**Exercise directions:** Render every line of the items below as a Markdown table with the columns "Row" and "Line": put a running row number in the first and the line's text in the second. Skip blank lines, and leave the pictures out.

**Material for this task:**
━━━━━━

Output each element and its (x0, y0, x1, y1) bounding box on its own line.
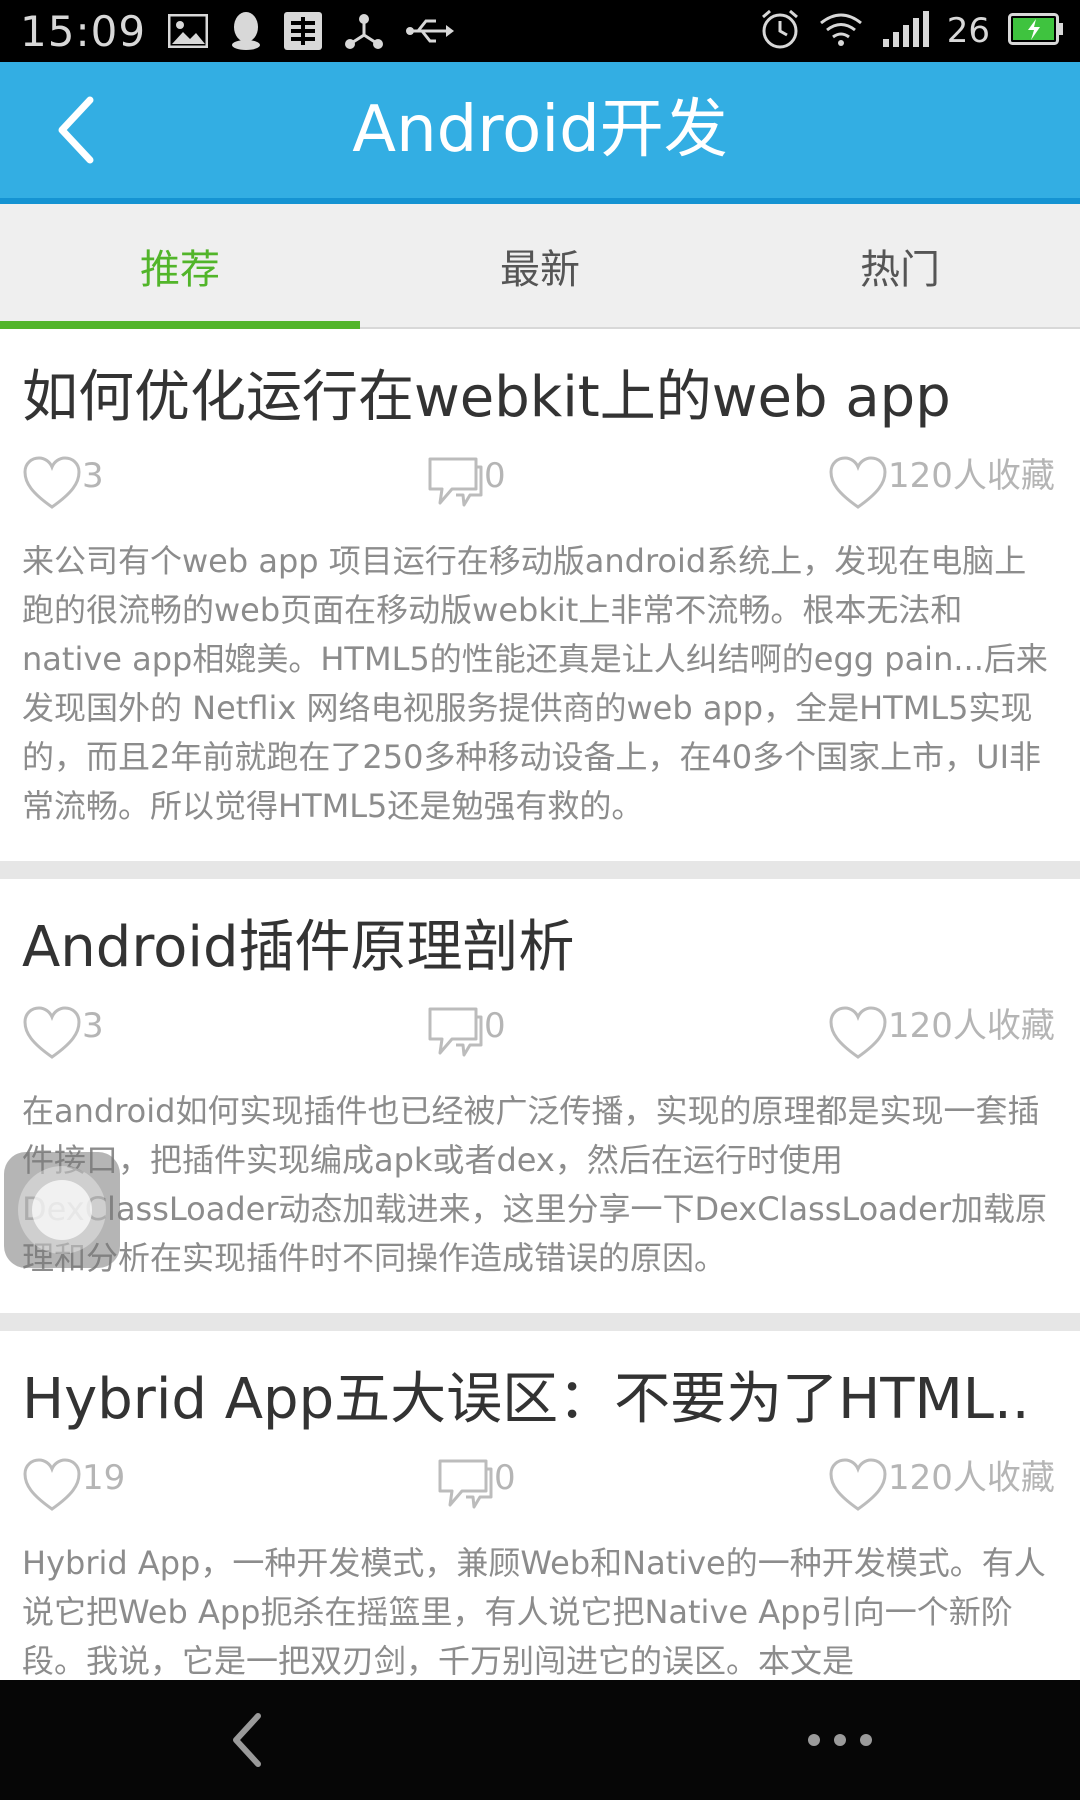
bottom-nav-bar (0, 1680, 1080, 1800)
sogou-icon (284, 12, 323, 50)
active-tab-indicator (0, 321, 360, 329)
comment-icon (428, 457, 483, 507)
share-icon (344, 11, 384, 51)
page-title: Android开发 (352, 93, 728, 167)
usb-icon (406, 16, 455, 46)
favorite-counter[interactable]: 120人收藏 (828, 1005, 1055, 1075)
article-card[interactable]: Hybrid App五大误区：不要为了HTML.. 19 0 120人收藏 Hy… (0, 1331, 1080, 1680)
favorite-count: 120人收藏 (888, 1458, 1055, 1498)
like-count: 19 (82, 1458, 126, 1498)
heart-icon (829, 1458, 887, 1511)
assistive-ring-inner (32, 1180, 92, 1240)
nav-more-button[interactable] (800, 1720, 880, 1760)
status-time: 15:09 (20, 6, 147, 56)
article-excerpt: 在android如何实现插件也已经被广泛传播，实现的原理都是实现一套插件接口，把… (22, 1092, 1048, 1277)
article-excerpt: 来公司有个web app 项目运行在移动版android系统上，发现在电脑上跑的… (22, 542, 1048, 825)
tab-bar: 推荐 最新 热门 (0, 204, 1080, 329)
alarm-icon (759, 8, 801, 54)
tab-hot[interactable]: 热门 (720, 204, 1080, 327)
battery-icon (1008, 13, 1064, 49)
app-bar: Android开发 (0, 62, 1080, 204)
article-title: Android插件原理剖析 (22, 915, 575, 980)
favorite-count: 120人收藏 (888, 1006, 1055, 1046)
comment-count: 0 (484, 1006, 506, 1046)
comment-icon (428, 1007, 483, 1057)
image-icon (168, 14, 209, 48)
like-count: 3 (82, 456, 104, 496)
like-count: 3 (82, 1006, 104, 1046)
tab-latest[interactable]: 最新 (360, 204, 720, 327)
heart-icon (23, 1006, 81, 1059)
comment-icon (438, 1459, 493, 1509)
tab-recommended[interactable]: 推荐 (0, 204, 360, 327)
article-card[interactable]: Android插件原理剖析 3 0 120人收藏 在android如何实现插件也… (0, 879, 1080, 1331)
favorite-count: 120人收藏 (888, 456, 1055, 496)
nav-back-icon (233, 1713, 261, 1767)
article-title: Hybrid App五大误区：不要为了HTML.. (22, 1367, 1030, 1432)
heart-icon (829, 456, 887, 509)
article-meta: 3 0 120人收藏 (22, 1005, 1058, 1075)
wifi-icon (819, 11, 863, 51)
article-card[interactable]: 如何优化运行在webkit上的web app 3 0 120人收藏 来公司有个w… (0, 329, 1080, 879)
comment-counter[interactable]: 0 (436, 1457, 516, 1527)
like-counter[interactable]: 3 (22, 455, 104, 525)
comment-count: 0 (484, 456, 506, 496)
like-counter[interactable]: 3 (22, 1005, 104, 1075)
article-meta: 3 0 120人收藏 (22, 455, 1058, 525)
nav-back-button[interactable] (220, 1710, 280, 1770)
favorite-counter[interactable]: 120人收藏 (828, 1457, 1055, 1527)
article-excerpt: Hybrid App，一种开发模式，兼顾Web和Native的一种开发模式。有人… (22, 1544, 1046, 1680)
article-list[interactable]: 如何优化运行在webkit上的web app 3 0 120人收藏 来公司有个w… (0, 329, 1080, 1680)
article-meta: 19 0 120人收藏 (22, 1457, 1058, 1527)
signal-level-text: 26 (946, 11, 990, 51)
comment-counter[interactable]: 0 (426, 455, 506, 525)
more-dots-icon (808, 1734, 872, 1746)
status-bar: 15:09 26 (0, 0, 1080, 62)
comment-count: 0 (494, 1458, 516, 1498)
floating-assistive-button[interactable] (4, 1152, 120, 1268)
favorite-counter[interactable]: 120人收藏 (828, 455, 1055, 525)
heart-icon (23, 1458, 81, 1511)
article-title: 如何优化运行在webkit上的web app (22, 365, 951, 430)
heart-icon (829, 1006, 887, 1059)
qq-icon (230, 11, 262, 51)
comment-counter[interactable]: 0 (426, 1005, 506, 1075)
signal-icon (881, 11, 929, 51)
heart-icon (23, 456, 81, 509)
like-counter[interactable]: 19 (22, 1457, 125, 1527)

━━━━━━

**Solution to this problem:**
| Row | Line |
|---|---|
| 1 | Output each element and its (x0, y0, x1, y1) bounding box on its own line. |
| 2 | bottom-nav-bar (0, 1680, 1080, 1800) |
| 3 | sogou-icon (284, 12, 323, 50) |
| 4 | active-tab-indicator (0, 321, 360, 329) |
| 5 | comment-icon (428, 457, 483, 507) |
| 6 | share-icon (344, 11, 384, 51) |
| 7 | page-title: Android开发 (352, 93, 728, 167) |
| 8 | usb-icon (406, 16, 455, 46) |
| 9 | favorite-counter[interactable]: 120人收藏 (828, 1005, 1055, 1075) |
| 10 | article-card[interactable]: Hybrid App五大误区：不要为了HTML.. 19 0 120人收藏 Hy… (0, 1331, 1080, 1680) |
| 11 | favorite-count: 120人收藏 (888, 1458, 1055, 1498) |
| 12 | like-count: 19 (82, 1458, 126, 1498) |
| 13 | heart-icon (829, 1458, 887, 1511) |
| 14 | assistive-ring-inner (32, 1180, 92, 1240) |
| 15 | nav-more-button[interactable] (800, 1720, 880, 1760) |
| 16 | status-time: 15:09 (20, 6, 147, 56) |
| 17 | article-excerpt: 在android如何实现插件也已经被广泛传播，实现的原理都是实现一套插件接口，把… (22, 1092, 1048, 1277) |
| 18 | article-excerpt: 来公司有个web app 项目运行在移动版android系统上，发现在电脑上跑的… (22, 542, 1048, 825) |
| 19 | tab-bar: 推荐 最新 热门 (0, 204, 1080, 329) |
| 20 | alarm-icon (759, 8, 801, 54) |
| 21 | tab-hot[interactable]: 热门 (720, 204, 1080, 327) |
| 22 | battery-icon (1008, 13, 1064, 49) |
| 23 | app-bar: Android开发 (0, 62, 1080, 204) |
| 24 | article-title: Android插件原理剖析 (22, 915, 575, 980) |
| 25 | favorite-count: 120人收藏 (888, 1006, 1055, 1046) |
| 26 | comment-count: 0 (484, 1006, 506, 1046) |
| 27 | comment-icon (428, 1007, 483, 1057) |
| 28 | image-icon (168, 14, 209, 48) |
| 29 | like-count: 3 (82, 456, 104, 496) |
| 30 | like-count: 3 (82, 1006, 104, 1046) |
| 31 | tab-latest[interactable]: 最新 (360, 204, 720, 327) |
| 32 | heart-icon (23, 1006, 81, 1059) |
| 33 | comment-icon (438, 1459, 493, 1509) |
| 34 | tab-recommended[interactable]: 推荐 (0, 204, 360, 327) |
| 35 | article-card[interactable]: Android插件原理剖析 3 0 120人收藏 在android如何实现插件也… (0, 879, 1080, 1331) |
| 36 | favorite-count: 120人收藏 (888, 456, 1055, 496) |
| 37 | nav-back-icon (233, 1713, 261, 1767) |
| 38 | article-title: Hybrid App五大误区：不要为了HTML.. (22, 1367, 1030, 1432) |
| 39 | heart-icon (829, 456, 887, 509) |
| 40 | article-meta: 3 0 120人收藏 (22, 1005, 1058, 1075) |
| 41 | wifi-icon (819, 11, 863, 51) |
| 42 | article-card[interactable]: 如何优化运行在webkit上的web app 3 0 120人收藏 来公司有个w… (0, 329, 1080, 879) |
| 43 | comment-counter[interactable]: 0 (436, 1457, 516, 1527) |
| 44 | like-counter[interactable]: 3 (22, 455, 104, 525) |
| 45 | comment-count: 0 (484, 456, 506, 496) |
| 46 | like-counter[interactable]: 3 (22, 1005, 104, 1075) |
| 47 | article-meta: 3 0 120人收藏 (22, 455, 1058, 525) |
| 48 | nav-back-button[interactable] (220, 1710, 280, 1770) |
| 49 | favorite-counter[interactable]: 120人收藏 (828, 1457, 1055, 1527) |
| 50 | article-excerpt: Hybrid App，一种开发模式，兼顾Web和Native的一种开发模式。有人… (22, 1544, 1046, 1680) |
| 51 | article-list[interactable]: 如何优化运行在webkit上的web app 3 0 120人收藏 来公司有个w… (0, 329, 1080, 1680) |
| 52 | article-meta: 19 0 120人收藏 (22, 1457, 1058, 1527) |
| 53 | signal-level-text: 26 (946, 11, 990, 51) |
| 54 | comment-counter[interactable]: 0 (426, 455, 506, 525) |
| 55 | more-dots-icon (808, 1734, 872, 1746) |
| 56 | status-bar: 15:09 26 (0, 0, 1080, 62) |
| 57 | comment-count: 0 (494, 1458, 516, 1498) |
| 58 | floating-assistive-button[interactable] (4, 1152, 120, 1268) |
| 59 | favorite-counter[interactable]: 120人收藏 (828, 455, 1055, 525) |
| 60 | heart-icon (23, 1458, 81, 1511) |
| 61 | article-title: 如何优化运行在webkit上的web app (22, 365, 951, 430) |
| 62 | heart-icon (829, 1006, 887, 1059) |
| 63 | qq-icon (230, 11, 262, 51) |
| 64 | comment-counter[interactable]: 0 (426, 1005, 506, 1075) |
| 65 | signal-icon (881, 11, 929, 51) |
| 66 | heart-icon (23, 456, 81, 509) |
| 67 | like-counter[interactable]: 19 (22, 1457, 125, 1527) |